* Begin STORED RECORDS *

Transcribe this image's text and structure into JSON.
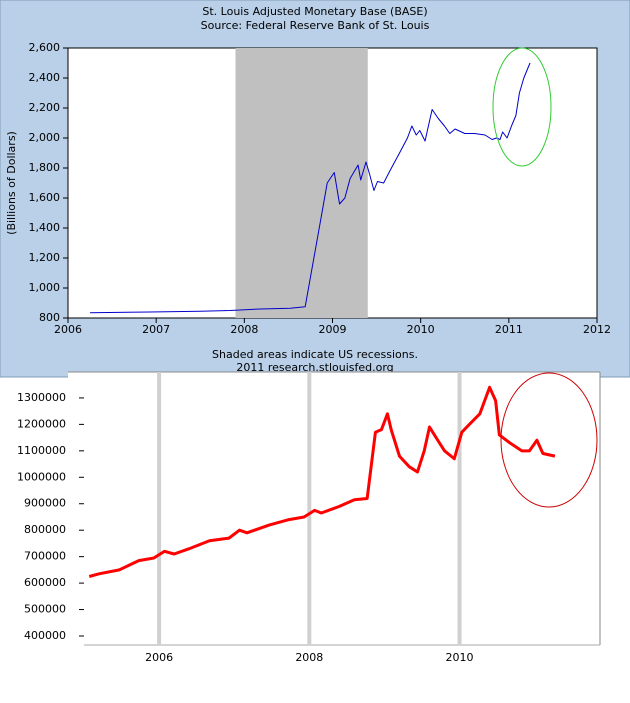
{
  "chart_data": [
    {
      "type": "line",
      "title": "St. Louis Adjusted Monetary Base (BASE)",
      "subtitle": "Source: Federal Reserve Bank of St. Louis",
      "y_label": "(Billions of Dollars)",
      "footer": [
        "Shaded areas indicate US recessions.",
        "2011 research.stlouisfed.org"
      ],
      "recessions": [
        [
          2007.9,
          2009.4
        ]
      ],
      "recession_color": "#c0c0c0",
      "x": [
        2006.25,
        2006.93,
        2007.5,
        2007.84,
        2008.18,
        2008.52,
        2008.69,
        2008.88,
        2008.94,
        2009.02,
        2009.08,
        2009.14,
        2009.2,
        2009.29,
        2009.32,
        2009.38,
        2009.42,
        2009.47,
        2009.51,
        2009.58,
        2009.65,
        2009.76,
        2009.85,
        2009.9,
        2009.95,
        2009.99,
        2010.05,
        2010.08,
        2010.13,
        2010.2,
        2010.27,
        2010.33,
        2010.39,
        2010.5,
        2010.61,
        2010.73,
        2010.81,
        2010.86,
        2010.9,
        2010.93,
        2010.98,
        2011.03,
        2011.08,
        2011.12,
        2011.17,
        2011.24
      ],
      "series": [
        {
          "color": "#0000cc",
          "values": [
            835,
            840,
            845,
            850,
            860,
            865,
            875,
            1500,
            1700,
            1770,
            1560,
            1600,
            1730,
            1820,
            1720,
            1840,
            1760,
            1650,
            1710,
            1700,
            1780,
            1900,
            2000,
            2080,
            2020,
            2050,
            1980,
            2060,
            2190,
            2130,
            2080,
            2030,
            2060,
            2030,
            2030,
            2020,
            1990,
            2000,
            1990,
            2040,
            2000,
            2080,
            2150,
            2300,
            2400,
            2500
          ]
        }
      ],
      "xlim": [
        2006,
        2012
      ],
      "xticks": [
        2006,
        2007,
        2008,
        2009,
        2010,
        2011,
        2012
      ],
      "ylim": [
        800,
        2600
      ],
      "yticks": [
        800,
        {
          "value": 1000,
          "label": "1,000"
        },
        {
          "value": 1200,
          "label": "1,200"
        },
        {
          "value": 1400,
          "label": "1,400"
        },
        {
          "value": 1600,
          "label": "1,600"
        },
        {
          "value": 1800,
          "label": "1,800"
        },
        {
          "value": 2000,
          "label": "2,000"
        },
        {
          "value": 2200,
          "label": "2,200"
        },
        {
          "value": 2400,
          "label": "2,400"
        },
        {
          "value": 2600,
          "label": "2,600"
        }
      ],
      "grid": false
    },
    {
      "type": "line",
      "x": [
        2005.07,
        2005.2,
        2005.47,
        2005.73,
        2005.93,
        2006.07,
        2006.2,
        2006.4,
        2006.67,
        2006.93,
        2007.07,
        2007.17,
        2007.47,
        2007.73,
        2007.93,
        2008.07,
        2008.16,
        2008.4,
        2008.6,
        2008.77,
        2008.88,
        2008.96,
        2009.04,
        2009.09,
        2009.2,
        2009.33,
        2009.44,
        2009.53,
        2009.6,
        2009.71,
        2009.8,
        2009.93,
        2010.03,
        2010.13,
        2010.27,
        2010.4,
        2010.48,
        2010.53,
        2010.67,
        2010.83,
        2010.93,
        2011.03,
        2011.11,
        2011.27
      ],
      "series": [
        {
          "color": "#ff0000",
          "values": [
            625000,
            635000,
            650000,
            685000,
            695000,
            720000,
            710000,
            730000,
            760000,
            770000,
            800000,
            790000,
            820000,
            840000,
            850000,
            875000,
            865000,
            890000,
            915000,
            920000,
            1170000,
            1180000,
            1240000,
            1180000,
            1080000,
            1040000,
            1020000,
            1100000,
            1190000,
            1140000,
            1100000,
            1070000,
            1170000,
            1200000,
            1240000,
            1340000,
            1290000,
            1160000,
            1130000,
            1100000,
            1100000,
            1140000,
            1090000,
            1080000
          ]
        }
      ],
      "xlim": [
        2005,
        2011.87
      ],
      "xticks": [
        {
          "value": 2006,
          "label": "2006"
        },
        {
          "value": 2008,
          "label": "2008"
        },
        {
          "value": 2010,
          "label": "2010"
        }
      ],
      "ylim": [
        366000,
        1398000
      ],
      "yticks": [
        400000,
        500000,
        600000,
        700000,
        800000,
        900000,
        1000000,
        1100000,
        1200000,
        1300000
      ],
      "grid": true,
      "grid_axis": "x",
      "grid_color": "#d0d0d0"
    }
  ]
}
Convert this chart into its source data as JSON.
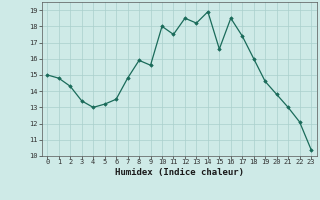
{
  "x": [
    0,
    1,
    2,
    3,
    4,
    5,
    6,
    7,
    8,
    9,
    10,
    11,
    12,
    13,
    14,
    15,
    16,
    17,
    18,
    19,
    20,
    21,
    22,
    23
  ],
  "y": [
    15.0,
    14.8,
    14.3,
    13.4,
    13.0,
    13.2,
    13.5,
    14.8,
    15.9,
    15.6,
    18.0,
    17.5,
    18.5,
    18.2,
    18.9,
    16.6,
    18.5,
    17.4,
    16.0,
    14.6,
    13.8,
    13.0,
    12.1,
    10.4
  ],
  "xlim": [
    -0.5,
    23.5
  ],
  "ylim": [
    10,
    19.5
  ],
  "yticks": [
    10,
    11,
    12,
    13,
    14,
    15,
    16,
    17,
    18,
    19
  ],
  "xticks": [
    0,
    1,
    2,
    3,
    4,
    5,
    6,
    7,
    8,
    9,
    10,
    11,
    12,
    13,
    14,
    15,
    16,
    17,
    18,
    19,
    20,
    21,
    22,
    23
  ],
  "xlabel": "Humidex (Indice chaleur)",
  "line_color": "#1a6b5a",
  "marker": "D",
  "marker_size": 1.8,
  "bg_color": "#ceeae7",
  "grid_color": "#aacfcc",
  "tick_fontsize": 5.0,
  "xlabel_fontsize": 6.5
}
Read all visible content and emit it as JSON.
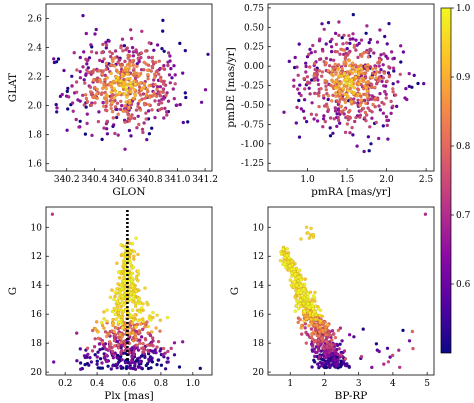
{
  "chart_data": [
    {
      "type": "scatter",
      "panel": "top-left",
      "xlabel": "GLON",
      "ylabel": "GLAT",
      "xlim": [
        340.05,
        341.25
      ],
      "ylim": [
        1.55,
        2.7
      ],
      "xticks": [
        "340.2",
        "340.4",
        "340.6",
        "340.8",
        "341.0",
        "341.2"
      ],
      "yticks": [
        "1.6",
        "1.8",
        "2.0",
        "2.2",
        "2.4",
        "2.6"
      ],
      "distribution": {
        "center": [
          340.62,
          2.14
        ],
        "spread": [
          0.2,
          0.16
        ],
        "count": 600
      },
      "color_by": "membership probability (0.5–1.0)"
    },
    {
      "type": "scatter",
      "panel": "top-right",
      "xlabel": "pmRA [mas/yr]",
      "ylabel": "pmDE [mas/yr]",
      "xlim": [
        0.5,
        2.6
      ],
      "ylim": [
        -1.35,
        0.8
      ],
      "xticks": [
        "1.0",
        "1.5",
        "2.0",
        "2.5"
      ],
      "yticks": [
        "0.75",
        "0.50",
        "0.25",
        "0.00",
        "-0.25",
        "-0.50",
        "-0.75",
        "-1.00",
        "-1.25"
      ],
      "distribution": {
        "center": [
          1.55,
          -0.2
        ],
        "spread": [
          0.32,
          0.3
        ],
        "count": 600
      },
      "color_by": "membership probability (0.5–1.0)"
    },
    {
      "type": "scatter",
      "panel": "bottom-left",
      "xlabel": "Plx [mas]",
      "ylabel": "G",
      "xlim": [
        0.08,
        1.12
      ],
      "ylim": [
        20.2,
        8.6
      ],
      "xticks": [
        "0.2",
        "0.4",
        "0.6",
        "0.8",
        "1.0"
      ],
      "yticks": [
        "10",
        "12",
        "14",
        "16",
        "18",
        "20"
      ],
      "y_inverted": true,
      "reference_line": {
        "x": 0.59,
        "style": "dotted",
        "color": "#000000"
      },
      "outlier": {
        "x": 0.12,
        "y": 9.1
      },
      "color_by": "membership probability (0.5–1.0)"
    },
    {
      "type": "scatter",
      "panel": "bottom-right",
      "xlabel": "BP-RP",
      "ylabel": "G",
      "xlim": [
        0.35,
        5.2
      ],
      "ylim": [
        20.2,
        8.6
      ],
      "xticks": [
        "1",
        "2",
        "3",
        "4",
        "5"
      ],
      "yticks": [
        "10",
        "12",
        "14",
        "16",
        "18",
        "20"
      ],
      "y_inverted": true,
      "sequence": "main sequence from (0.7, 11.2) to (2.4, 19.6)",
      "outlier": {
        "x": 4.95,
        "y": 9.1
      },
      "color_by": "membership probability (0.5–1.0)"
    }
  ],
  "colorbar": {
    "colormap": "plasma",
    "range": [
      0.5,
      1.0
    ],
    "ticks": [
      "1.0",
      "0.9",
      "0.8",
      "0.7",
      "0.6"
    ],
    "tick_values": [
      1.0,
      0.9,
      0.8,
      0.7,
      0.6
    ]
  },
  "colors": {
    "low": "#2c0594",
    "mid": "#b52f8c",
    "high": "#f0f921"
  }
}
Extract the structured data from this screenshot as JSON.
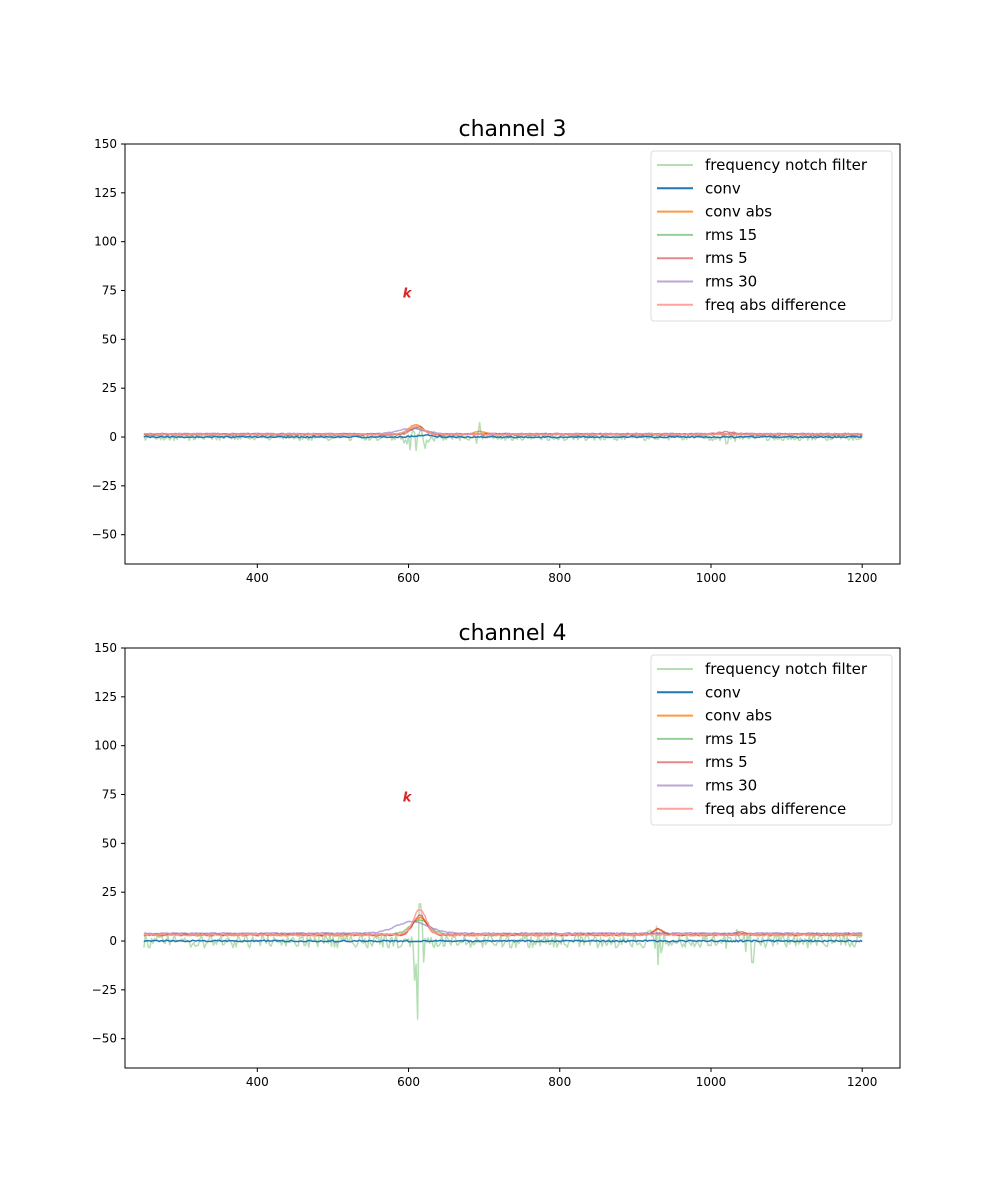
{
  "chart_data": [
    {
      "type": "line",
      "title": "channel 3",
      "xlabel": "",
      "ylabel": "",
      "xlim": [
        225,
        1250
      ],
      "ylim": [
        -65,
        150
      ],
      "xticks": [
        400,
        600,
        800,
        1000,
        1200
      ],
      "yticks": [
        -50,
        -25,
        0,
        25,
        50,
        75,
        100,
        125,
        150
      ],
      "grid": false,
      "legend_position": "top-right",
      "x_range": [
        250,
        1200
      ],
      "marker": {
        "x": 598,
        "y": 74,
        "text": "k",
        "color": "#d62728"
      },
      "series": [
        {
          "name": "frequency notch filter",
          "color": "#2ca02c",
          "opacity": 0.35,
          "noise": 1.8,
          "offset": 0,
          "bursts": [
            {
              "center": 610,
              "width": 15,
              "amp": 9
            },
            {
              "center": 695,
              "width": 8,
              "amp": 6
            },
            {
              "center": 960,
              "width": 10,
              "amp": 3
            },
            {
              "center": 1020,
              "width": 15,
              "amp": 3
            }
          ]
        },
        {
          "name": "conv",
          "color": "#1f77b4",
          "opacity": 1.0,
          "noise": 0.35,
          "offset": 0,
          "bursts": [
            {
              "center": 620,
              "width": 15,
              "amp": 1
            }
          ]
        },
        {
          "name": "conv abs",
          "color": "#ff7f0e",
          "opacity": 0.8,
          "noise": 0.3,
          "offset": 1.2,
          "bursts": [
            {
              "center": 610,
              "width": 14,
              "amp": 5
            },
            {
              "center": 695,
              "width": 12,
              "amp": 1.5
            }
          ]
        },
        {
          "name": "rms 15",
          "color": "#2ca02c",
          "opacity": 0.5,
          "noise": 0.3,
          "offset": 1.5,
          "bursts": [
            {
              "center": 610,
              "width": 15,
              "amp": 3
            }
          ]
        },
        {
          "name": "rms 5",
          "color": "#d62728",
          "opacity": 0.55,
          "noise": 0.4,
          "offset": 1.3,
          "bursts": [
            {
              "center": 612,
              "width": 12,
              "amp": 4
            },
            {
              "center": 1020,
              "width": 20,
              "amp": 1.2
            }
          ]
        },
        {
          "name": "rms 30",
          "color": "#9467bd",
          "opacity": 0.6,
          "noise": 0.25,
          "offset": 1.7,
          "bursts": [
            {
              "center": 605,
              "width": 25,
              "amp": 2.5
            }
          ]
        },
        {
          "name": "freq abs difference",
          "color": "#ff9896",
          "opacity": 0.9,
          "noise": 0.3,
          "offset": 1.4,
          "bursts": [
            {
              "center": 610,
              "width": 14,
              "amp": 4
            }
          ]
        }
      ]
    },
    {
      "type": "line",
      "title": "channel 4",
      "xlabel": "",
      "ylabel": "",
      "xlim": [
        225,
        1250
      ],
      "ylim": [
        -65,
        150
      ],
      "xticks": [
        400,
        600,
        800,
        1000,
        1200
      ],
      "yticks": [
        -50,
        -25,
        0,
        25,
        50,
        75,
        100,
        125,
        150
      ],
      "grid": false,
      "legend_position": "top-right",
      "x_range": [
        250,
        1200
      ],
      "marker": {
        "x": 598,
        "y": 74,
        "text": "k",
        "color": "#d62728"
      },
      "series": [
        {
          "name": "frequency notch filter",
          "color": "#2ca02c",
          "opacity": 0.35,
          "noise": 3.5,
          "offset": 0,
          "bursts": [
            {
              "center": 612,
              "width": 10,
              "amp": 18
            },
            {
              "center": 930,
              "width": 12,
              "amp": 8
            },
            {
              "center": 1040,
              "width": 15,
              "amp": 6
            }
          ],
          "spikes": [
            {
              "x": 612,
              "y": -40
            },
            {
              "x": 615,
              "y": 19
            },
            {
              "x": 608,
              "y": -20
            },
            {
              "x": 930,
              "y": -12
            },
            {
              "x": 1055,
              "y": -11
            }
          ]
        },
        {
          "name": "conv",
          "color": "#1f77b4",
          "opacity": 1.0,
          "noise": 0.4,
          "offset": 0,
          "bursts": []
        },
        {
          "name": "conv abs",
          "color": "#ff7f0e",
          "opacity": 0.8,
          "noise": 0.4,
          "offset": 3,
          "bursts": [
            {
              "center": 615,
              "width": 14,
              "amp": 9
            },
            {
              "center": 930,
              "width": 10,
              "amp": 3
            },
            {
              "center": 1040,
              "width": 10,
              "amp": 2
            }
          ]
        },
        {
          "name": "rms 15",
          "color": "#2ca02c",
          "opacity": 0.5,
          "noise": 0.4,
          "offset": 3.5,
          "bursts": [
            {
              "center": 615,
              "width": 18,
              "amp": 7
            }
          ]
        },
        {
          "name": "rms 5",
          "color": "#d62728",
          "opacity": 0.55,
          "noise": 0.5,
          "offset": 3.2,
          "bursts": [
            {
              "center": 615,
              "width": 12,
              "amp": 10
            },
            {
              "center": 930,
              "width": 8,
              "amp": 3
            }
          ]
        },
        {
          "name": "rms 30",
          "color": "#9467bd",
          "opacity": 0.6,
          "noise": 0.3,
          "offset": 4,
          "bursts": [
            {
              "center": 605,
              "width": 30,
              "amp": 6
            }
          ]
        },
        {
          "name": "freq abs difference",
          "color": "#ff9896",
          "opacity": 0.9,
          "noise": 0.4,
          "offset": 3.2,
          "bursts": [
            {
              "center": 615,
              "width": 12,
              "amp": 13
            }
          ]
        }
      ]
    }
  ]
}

* End STORED RECORDS *

GOAL.
Copy each line of the records containing the string "bottom".

SOLUTION FOR THIS TASK.
      "panel": "bottom-left",
      "panel": "bottom-right",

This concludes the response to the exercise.